**Stated goal:** Rewrite the following lines with every occurrence of "chevron-right-icon" replaced by "arrow-right-icon", keeping everything else unchanged.

**Data extract:**
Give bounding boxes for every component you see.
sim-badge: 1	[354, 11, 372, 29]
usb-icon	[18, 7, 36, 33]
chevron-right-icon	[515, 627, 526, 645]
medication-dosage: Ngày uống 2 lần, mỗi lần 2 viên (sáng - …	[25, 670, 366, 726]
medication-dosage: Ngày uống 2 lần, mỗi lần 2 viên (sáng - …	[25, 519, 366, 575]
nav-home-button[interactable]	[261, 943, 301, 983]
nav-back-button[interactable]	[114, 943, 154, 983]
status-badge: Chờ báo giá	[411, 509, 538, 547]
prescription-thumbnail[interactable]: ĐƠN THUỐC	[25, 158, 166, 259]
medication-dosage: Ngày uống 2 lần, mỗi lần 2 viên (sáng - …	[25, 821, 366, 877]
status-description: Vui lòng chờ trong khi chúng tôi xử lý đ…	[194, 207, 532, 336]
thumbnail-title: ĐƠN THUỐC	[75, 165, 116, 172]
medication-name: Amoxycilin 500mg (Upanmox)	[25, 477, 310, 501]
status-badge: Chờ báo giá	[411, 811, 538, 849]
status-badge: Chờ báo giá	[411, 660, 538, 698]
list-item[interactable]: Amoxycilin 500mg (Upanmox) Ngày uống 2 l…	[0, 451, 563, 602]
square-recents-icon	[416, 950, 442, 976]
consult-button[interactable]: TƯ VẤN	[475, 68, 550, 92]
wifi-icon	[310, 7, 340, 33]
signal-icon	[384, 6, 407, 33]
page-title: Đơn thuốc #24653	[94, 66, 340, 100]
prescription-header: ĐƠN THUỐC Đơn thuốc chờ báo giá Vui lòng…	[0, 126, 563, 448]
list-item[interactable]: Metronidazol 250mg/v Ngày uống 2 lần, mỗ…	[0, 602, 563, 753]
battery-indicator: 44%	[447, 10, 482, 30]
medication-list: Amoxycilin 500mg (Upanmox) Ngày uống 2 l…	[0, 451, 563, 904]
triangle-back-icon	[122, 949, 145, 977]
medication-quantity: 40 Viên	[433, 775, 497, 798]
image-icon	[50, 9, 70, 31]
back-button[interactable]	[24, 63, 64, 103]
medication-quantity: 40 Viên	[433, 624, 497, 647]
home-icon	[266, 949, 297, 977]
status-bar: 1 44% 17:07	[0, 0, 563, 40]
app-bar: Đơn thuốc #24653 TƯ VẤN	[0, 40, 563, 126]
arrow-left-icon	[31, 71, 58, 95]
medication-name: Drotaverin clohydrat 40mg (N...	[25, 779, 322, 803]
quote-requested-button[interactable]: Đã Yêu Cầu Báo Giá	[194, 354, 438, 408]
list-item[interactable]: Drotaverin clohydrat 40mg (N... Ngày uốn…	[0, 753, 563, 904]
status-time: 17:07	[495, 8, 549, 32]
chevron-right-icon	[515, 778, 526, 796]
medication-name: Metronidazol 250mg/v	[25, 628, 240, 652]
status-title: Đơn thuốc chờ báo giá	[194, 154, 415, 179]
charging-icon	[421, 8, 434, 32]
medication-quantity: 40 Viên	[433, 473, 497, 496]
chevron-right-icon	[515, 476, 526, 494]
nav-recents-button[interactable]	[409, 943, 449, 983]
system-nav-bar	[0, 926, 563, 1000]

**Task answer:**
Give bounding boxes for every component you see.
sim-badge: 1	[354, 11, 372, 29]
usb-icon	[18, 7, 36, 33]
arrow-right-icon	[515, 627, 526, 645]
medication-dosage: Ngày uống 2 lần, mỗi lần 2 viên (sáng - …	[25, 670, 366, 726]
medication-dosage: Ngày uống 2 lần, mỗi lần 2 viên (sáng - …	[25, 519, 366, 575]
nav-home-button[interactable]	[261, 943, 301, 983]
nav-back-button[interactable]	[114, 943, 154, 983]
status-badge: Chờ báo giá	[411, 509, 538, 547]
prescription-thumbnail[interactable]: ĐƠN THUỐC	[25, 158, 166, 259]
medication-dosage: Ngày uống 2 lần, mỗi lần 2 viên (sáng - …	[25, 821, 366, 877]
status-description: Vui lòng chờ trong khi chúng tôi xử lý đ…	[194, 207, 532, 336]
thumbnail-title: ĐƠN THUỐC	[75, 165, 116, 172]
medication-name: Amoxycilin 500mg (Upanmox)	[25, 477, 310, 501]
status-badge: Chờ báo giá	[411, 811, 538, 849]
status-badge: Chờ báo giá	[411, 660, 538, 698]
list-item[interactable]: Amoxycilin 500mg (Upanmox) Ngày uống 2 l…	[0, 451, 563, 602]
square-recents-icon	[416, 950, 442, 976]
consult-button[interactable]: TƯ VẤN	[475, 68, 550, 92]
wifi-icon	[310, 7, 340, 33]
signal-icon	[384, 6, 407, 33]
page-title: Đơn thuốc #24653	[94, 66, 340, 100]
prescription-header: ĐƠN THUỐC Đơn thuốc chờ báo giá Vui lòng…	[0, 126, 563, 448]
list-item[interactable]: Metronidazol 250mg/v Ngày uống 2 lần, mỗ…	[0, 602, 563, 753]
battery-indicator: 44%	[447, 10, 482, 30]
medication-list: Amoxycilin 500mg (Upanmox) Ngày uống 2 l…	[0, 451, 563, 904]
triangle-back-icon	[122, 949, 145, 977]
medication-quantity: 40 Viên	[433, 775, 497, 798]
image-icon	[50, 9, 70, 31]
back-button[interactable]	[24, 63, 64, 103]
medication-quantity: 40 Viên	[433, 624, 497, 647]
home-icon	[266, 949, 297, 977]
status-bar: 1 44% 17:07	[0, 0, 563, 40]
app-bar: Đơn thuốc #24653 TƯ VẤN	[0, 40, 563, 126]
arrow-left-icon	[31, 71, 58, 95]
medication-name: Drotaverin clohydrat 40mg (N...	[25, 779, 322, 803]
quote-requested-button[interactable]: Đã Yêu Cầu Báo Giá	[194, 354, 438, 408]
list-item[interactable]: Drotaverin clohydrat 40mg (N... Ngày uốn…	[0, 753, 563, 904]
status-time: 17:07	[495, 8, 549, 32]
arrow-right-icon	[515, 778, 526, 796]
medication-name: Metronidazol 250mg/v	[25, 628, 240, 652]
status-title: Đơn thuốc chờ báo giá	[194, 154, 415, 179]
charging-icon	[421, 8, 434, 32]
medication-quantity: 40 Viên	[433, 473, 497, 496]
arrow-right-icon	[515, 476, 526, 494]
nav-recents-button[interactable]	[409, 943, 449, 983]
system-nav-bar	[0, 926, 563, 1000]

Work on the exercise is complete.